### DATA LINES
********************
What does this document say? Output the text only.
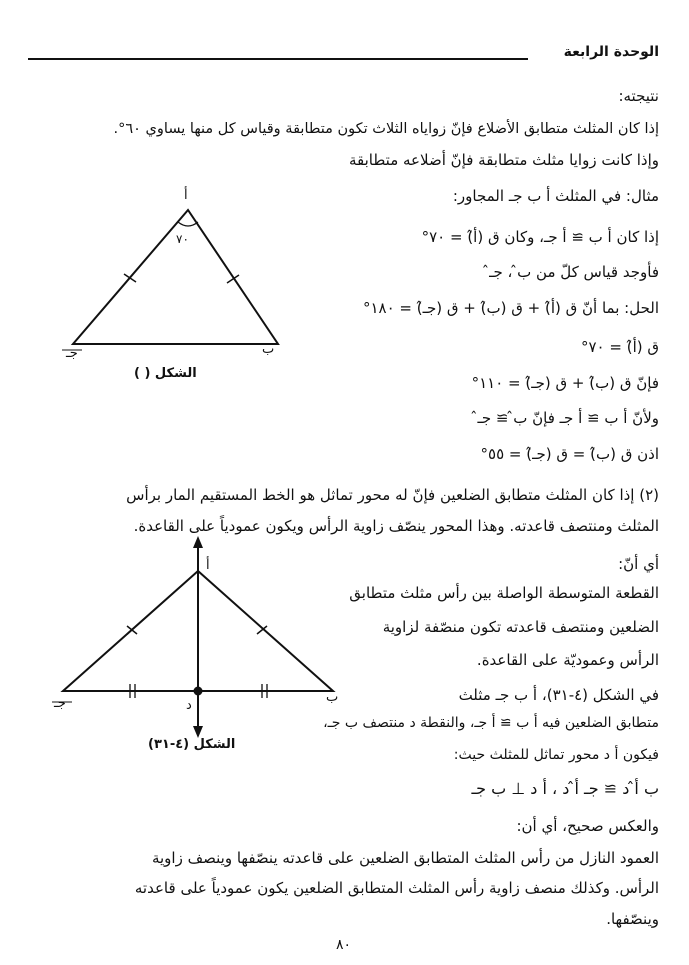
الوحدة الرابعة
نتيجته:
إذا كان المثلث متطابق الأضلاع فإنّ زواياه الثلاث تكون متطابقة وقياس كل منها يساوي ٦٠°.
وإذا كانت زوايا مثلث متطابقة فإنّ أضلاعه متطابقة
مثال: في المثلث أ ب جـ المجاور:
إذا كان أ ب ≅ أ جـ، وكان ق (أ̂) = ٧٠°
فأوجد قياس كلّ من ب̂ ، جـ̂
الحل: بما أنّ ق (أ̂) + ق (ب̂) + ق (جـ̂) = ١٨٠°
ق (أ̂) = ٧٠°
فإنّ ق (ب̂) + ق (جـ̂) = ١١٠°
ولأنّ أ ب ≅ أ جـ فإنّ ب̂ ≅ جـ̂
اذن ق (ب̂) = ق (جـ̂) = ٥٥°
أ
٧٠
جـ	ب
الشكل ( )
(٢) إذا كان المثلث متطابق الضلعين فإنّ له محور تماثل هو الخط المستقيم المار برأس
المثلث ومنتصف قاعدته. وهذا المحور ينصّف زاوية الرأس ويكون عمودياً على القاعدة.
أي أنّ:
القطعة المتوسطة الواصلة بين رأس مثلث متطابق
الضلعين ومنتصف قاعدته تكون منصّفة لزاوية
الرأس وعموديّة على القاعدة.
في الشكل (٤-٣١)، أ ب جـ مثلث
متطابق الضلعين فيه أ ب ≅ أ جـ، والنقطة د منتصف ب جـ،
فيكون أ د محور تماثل للمثلث حيث:
ب أ̂ د ≅ جـ أ̂ د ، أ د ⊥ ب جـ
والعكس صحيح، أي أن:
أ
جـ	ب
د
الشكل (٤-٣١)
العمود النازل من رأس المثلث المتطابق الضلعين على قاعدته ينصّفها وينصف زاوية
الرأس. وكذلك منصف زاوية رأس المثلث المتطابق الضلعين يكون عمودياً على قاعدته
وينصّفها.
٨٠
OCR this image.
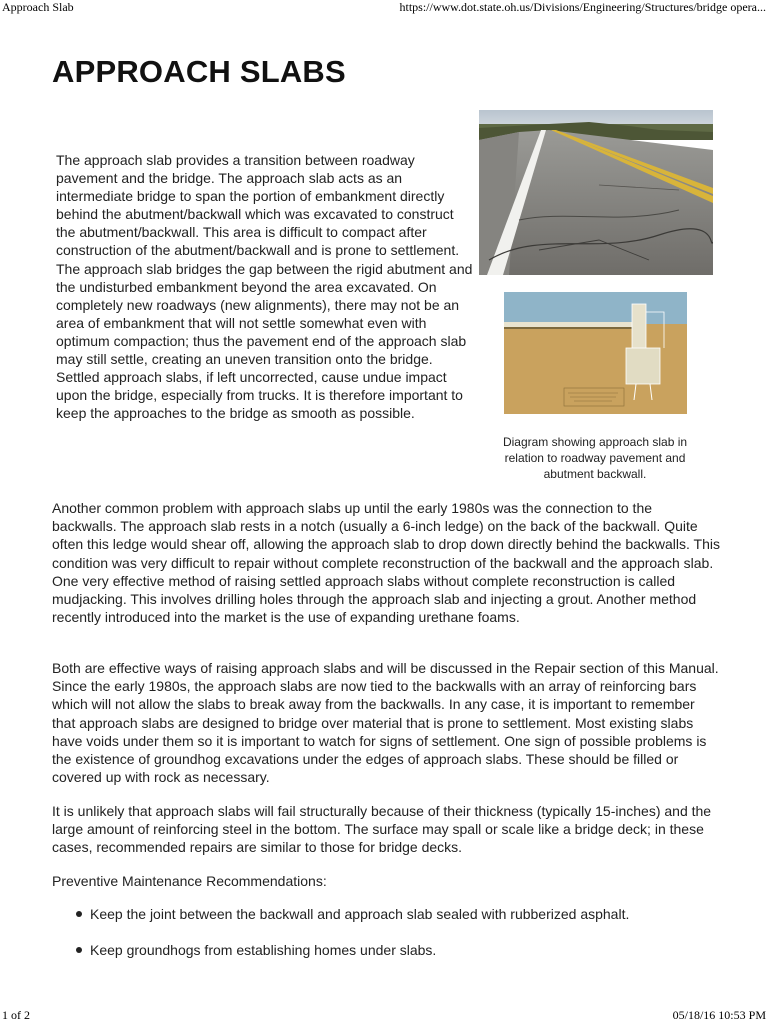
Approach Slab	https://www.dot.state.oh.us/Divisions/Engineering/Structures/bridge opera...
APPROACH SLABS
The approach slab provides a transition between roadway pavement and the bridge. The approach slab acts as an intermediate bridge to span the portion of embankment directly behind the abutment/backwall which was excavated to construct the abutment/backwall. This area is difficult to compact after construction of the abutment/backwall and is prone to settlement. The approach slab bridges the gap between the rigid abutment and the undisturbed embankment beyond the area excavated. On completely new roadways (new alignments), there may not be an area of embankment that will not settle somewhat even with optimum compaction; thus the pavement end of the approach slab may still settle, creating an uneven transition onto the bridge. Settled approach slabs, if left uncorrected, cause undue impact upon the bridge, especially from trucks. It is therefore important to keep the approaches to the bridge as smooth as possible.
Diagram showing approach slab in relation to roadway pavement and abutment backwall.

Another common problem with approach slabs up until the early 1980s was the connection to the backwalls. The approach slab rests in a notch (usually a 6-inch ledge) on the back of the backwall. Quite often this ledge would shear off, allowing the approach slab to drop down directly behind the backwalls. This condition was very difficult to repair without complete reconstruction of the backwall and the approach slab. One very effective method of raising settled approach slabs without complete reconstruction is called mudjacking. This involves drilling holes through the approach slab and injecting a grout. Another method recently introduced into the market is the use of expanding urethane foams.

Both are effective ways of raising approach slabs and will be discussed in the Repair section of this Manual. Since the early 1980s, the approach slabs are now tied to the backwalls with an array of reinforcing bars which will not allow the slabs to break away from the backwalls. In any case, it is important to remember that approach slabs are designed to bridge over material that is prone to settlement. Most existing slabs have voids under them so it is important to watch for signs of settlement. One sign of possible problems is the existence of groundhog excavations under the edges of approach slabs. These should be filled or covered up with rock as necessary.

It is unlikely that approach slabs will fail structurally because of their thickness (typically 15-inches) and the large amount of reinforcing steel in the bottom. The surface may spall or scale like a bridge deck; in these cases, recommended repairs are similar to those for bridge decks.

Preventive Maintenance Recommendations:

Keep the joint between the backwall and approach slab sealed with rubberized asphalt.
Keep groundhogs from establishing homes under slabs.
1 of 2	05/18/16 10:53 PM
********************
### STATED GOAL
Copy all lines of the listing above that contain the string "under".

### REPLY TO THE TASK
Both are effective ways of raising approach slabs and will be discussed in the Repair section of this Manual. Since the early 1980s, the approach slabs are now tied to the backwalls with an array of reinforcing bars which will not allow the slabs to break away from the backwalls. In any case, it is important to remember that approach slabs are designed to bridge over material that is prone to settlement. Most existing slabs have voids under them so it is important to watch for signs of settlement. One sign of possible problems is the existence of groundhog excavations under the edges of approach slabs. These should be filled or covered up with rock as necessary.
Keep groundhogs from establishing homes under slabs.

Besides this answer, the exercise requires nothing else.